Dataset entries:

----

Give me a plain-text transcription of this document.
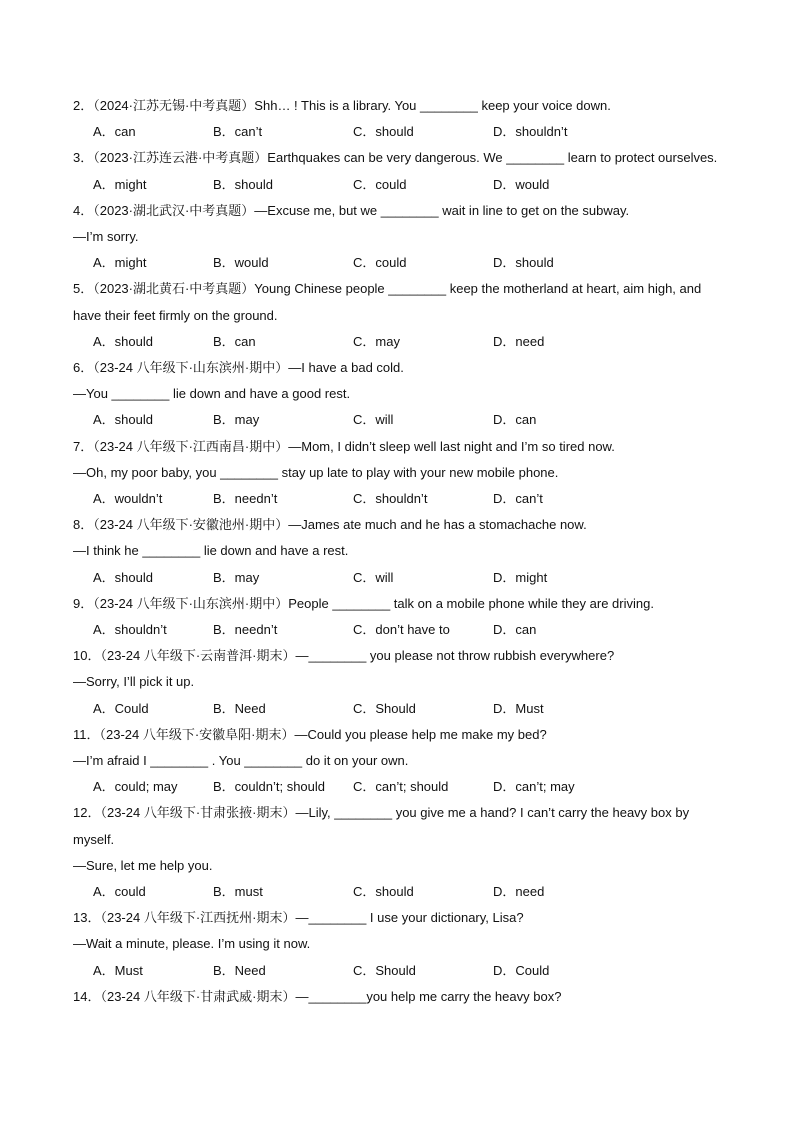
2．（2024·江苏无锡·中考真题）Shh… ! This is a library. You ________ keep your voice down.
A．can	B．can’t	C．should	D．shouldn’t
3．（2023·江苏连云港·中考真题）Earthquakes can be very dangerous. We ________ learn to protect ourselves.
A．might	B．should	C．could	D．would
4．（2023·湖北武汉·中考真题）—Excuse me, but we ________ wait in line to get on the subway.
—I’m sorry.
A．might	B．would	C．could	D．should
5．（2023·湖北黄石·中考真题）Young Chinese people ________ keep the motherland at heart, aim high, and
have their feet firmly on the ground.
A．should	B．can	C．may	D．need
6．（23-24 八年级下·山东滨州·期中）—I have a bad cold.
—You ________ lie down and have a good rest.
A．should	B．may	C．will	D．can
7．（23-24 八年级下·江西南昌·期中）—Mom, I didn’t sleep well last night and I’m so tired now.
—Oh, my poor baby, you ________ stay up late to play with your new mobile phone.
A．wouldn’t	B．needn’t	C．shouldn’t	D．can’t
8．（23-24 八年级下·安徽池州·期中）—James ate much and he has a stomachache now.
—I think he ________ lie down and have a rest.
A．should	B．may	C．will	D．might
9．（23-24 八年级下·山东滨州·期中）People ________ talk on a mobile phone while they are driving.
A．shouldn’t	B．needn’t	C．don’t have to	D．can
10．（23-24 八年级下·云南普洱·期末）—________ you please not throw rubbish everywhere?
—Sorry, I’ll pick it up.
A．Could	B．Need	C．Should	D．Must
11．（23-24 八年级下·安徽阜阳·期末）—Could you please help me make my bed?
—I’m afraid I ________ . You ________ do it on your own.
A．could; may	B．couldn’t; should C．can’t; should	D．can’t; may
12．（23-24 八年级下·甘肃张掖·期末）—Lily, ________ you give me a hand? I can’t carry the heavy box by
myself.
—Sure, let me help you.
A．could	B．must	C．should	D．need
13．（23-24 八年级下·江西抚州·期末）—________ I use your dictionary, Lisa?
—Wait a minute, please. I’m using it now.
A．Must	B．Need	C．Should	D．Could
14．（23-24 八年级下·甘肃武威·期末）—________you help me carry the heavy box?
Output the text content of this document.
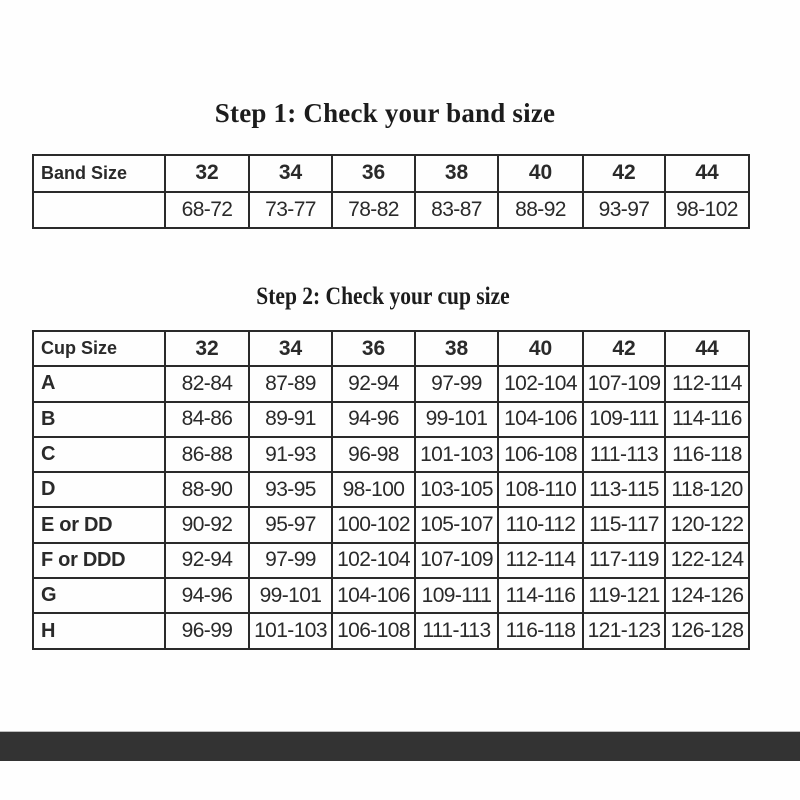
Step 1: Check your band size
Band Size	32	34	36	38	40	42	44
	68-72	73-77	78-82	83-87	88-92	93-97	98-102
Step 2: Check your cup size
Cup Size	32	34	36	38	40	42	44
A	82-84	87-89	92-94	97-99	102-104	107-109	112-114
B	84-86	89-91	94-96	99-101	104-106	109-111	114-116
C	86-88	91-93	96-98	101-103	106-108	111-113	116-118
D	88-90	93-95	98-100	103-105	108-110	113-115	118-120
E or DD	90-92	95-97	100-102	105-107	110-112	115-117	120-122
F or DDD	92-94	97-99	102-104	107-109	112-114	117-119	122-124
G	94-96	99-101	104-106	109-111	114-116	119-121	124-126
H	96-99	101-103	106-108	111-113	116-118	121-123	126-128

----

§ **Exercise directions**
Copy every line of the listing containing the string "will".

§ **Reply to the exercise**
A．should	B．may	C．will	D．can
A．should	B．may	C．will	D．might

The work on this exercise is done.